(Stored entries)

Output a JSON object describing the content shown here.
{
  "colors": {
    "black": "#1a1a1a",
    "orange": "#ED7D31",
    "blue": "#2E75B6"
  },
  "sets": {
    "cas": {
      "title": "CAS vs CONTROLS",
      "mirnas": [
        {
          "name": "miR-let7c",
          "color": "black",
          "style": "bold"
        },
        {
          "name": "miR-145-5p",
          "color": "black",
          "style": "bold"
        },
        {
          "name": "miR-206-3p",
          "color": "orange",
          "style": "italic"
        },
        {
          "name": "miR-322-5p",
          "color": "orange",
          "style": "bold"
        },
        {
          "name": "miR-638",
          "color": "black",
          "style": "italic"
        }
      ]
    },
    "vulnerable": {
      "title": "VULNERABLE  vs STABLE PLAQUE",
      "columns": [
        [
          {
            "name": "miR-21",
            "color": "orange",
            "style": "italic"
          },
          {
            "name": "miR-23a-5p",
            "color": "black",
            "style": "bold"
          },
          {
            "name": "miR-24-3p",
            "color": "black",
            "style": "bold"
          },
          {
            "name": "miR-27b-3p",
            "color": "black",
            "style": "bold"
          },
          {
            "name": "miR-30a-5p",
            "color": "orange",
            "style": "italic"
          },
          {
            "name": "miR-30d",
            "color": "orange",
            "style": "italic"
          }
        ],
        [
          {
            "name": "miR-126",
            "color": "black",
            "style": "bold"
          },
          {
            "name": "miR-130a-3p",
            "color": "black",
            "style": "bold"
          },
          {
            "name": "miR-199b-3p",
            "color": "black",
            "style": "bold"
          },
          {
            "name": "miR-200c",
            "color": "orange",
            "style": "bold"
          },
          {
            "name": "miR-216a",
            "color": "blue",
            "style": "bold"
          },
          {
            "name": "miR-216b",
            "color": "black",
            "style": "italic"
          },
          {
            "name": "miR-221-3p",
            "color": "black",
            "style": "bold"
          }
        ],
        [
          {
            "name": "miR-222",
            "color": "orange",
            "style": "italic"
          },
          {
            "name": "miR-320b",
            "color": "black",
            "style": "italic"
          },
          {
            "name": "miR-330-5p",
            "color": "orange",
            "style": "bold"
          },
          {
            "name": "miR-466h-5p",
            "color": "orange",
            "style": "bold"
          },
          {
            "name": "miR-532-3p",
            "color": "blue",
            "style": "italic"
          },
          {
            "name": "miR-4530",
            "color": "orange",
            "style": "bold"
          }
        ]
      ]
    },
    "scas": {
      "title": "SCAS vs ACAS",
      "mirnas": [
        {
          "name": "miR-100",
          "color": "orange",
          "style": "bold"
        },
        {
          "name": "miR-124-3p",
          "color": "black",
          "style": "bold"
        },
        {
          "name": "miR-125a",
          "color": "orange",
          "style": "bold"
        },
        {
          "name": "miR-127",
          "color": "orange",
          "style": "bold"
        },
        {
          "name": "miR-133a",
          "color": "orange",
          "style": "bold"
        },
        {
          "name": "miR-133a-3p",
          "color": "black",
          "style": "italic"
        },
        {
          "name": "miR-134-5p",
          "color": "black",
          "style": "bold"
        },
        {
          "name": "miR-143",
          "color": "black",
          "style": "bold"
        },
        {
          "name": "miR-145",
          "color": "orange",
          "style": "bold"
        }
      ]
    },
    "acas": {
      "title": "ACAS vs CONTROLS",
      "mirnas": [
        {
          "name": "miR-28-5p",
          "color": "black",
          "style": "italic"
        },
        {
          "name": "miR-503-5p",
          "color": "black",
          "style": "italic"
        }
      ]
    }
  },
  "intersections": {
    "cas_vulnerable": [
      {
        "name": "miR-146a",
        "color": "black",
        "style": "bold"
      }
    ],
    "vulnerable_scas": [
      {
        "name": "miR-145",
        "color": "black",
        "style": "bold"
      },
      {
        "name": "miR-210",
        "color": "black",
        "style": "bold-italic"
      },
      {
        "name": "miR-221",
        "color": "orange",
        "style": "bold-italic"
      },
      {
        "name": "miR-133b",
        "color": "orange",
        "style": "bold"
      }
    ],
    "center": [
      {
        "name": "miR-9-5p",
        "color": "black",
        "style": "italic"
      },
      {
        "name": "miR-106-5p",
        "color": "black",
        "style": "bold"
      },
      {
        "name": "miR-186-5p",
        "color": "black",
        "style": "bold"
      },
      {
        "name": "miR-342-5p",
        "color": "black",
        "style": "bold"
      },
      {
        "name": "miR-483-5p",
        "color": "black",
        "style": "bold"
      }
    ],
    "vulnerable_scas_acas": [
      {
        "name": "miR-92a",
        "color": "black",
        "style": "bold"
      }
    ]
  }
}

* [GIVEN EXERCISE]:
Extract every entry in the listing word for word.

* [SOLUTION TO THIS TASK]:
Output a JSON object describing the content shown here.
{
  "colors": {
    "black": "#1a1a1a",
    "orange": "#ED7D31",
    "blue": "#2E75B6"
  },
  "sets": {
    "cas": {
      "title": "CAS vs CONTROLS",
      "mirnas": [
        {
          "name": "miR-let7c",
          "color": "black",
          "style": "bold"
        },
        {
          "name": "miR-145-5p",
          "color": "black",
          "style": "bold"
        },
        {
          "name": "miR-206-3p",
          "color": "orange",
          "style": "italic"
        },
        {
          "name": "miR-322-5p",
          "color": "orange",
          "style": "bold"
        },
        {
          "name": "miR-638",
          "color": "black",
          "style": "italic"
        }
      ]
    },
    "vulnerable": {
      "title": "VULNERABLE  vs STABLE PLAQUE",
      "columns": [
        [
          {
            "name": "miR-21",
            "color": "orange",
            "style": "italic"
          },
          {
            "name": "miR-23a-5p",
            "color": "black",
            "style": "bold"
          },
          {
            "name": "miR-24-3p",
            "color": "black",
            "style": "bold"
          },
          {
            "name": "miR-27b-3p",
            "color": "black",
            "style": "bold"
          },
          {
            "name": "miR-30a-5p",
            "color": "orange",
            "style": "italic"
          },
          {
            "name": "miR-30d",
            "color": "orange",
            "style": "italic"
          }
        ],
        [
          {
            "name": "miR-126",
            "color": "black",
            "style": "bold"
          },
          {
            "name": "miR-130a-3p",
            "color": "black",
            "style": "bold"
          },
          {
            "name": "miR-199b-3p",
            "color": "black",
            "style": "bold"
          },
          {
            "name": "miR-200c",
            "color": "orange",
            "style": "bold"
          },
          {
            "name": "miR-216a",
            "color": "blue",
            "style": "bold"
          },
          {
            "name": "miR-216b",
            "color": "black",
            "style": "italic"
          },
          {
            "name": "miR-221-3p",
            "color": "black",
            "style": "bold"
          }
        ],
        [
          {
            "name": "miR-222",
            "color": "orange",
            "style": "italic"
          },
          {
            "name": "miR-320b",
            "color": "black",
            "style": "italic"
          },
          {
            "name": "miR-330-5p",
            "color": "orange",
            "style": "bold"
          },
          {
            "name": "miR-466h-5p",
            "color": "orange",
            "style": "bold"
          },
          {
            "name": "miR-532-3p",
            "color": "blue",
            "style": "italic"
          },
          {
            "name": "miR-4530",
            "color": "orange",
            "style": "bold"
          }
        ]
      ]
    },
    "scas": {
      "title": "SCAS vs ACAS",
      "mirnas": [
        {
          "name": "miR-100",
          "color": "orange",
          "style": "bold"
        },
        {
          "name": "miR-124-3p",
          "color": "black",
          "style": "bold"
        },
        {
          "name": "miR-125a",
          "color": "orange",
          "style": "bold"
        },
        {
          "name": "miR-127",
          "color": "orange",
          "style": "bold"
        },
        {
          "name": "miR-133a",
          "color": "orange",
          "style": "bold"
        },
        {
          "name": "miR-133a-3p",
          "color": "black",
          "style": "italic"
        },
        {
          "name": "miR-134-5p",
          "color": "black",
          "style": "bold"
        },
        {
          "name": "miR-143",
          "color": "black",
          "style": "bold"
        },
        {
          "name": "miR-145",
          "color": "orange",
          "style": "bold"
        }
      ]
    },
    "acas": {
      "title": "ACAS vs CONTROLS",
      "mirnas": [
        {
          "name": "miR-28-5p",
          "color": "black",
          "style": "italic"
        },
        {
          "name": "miR-503-5p",
          "color": "black",
          "style": "italic"
        }
      ]
    }
  },
  "intersections": {
    "cas_vulnerable": [
      {
        "name": "miR-146a",
        "color": "black",
        "style": "bold"
      }
    ],
    "vulnerable_scas": [
      {
        "name": "miR-145",
        "color": "black",
        "style": "bold"
      },
      {
        "name": "miR-210",
        "color": "black",
        "style": "bold-italic"
      },
      {
        "name": "miR-221",
        "color": "orange",
        "style": "bold-italic"
      },
      {
        "name": "miR-133b",
        "color": "orange",
        "style": "bold"
      }
    ],
    "center": [
      {
        "name": "miR-9-5p",
        "color": "black",
        "style": "italic"
      },
      {
        "name": "miR-106-5p",
        "color": "black",
        "style": "bold"
      },
      {
        "name": "miR-186-5p",
        "color": "black",
        "style": "bold"
      },
      {
        "name": "miR-342-5p",
        "color": "black",
        "style": "bold"
      },
      {
        "name": "miR-483-5p",
        "color": "black",
        "style": "bold"
      }
    ],
    "vulnerable_scas_acas": [
      {
        "name": "miR-92a",
        "color": "black",
        "style": "bold"
      }
    ]
  }
}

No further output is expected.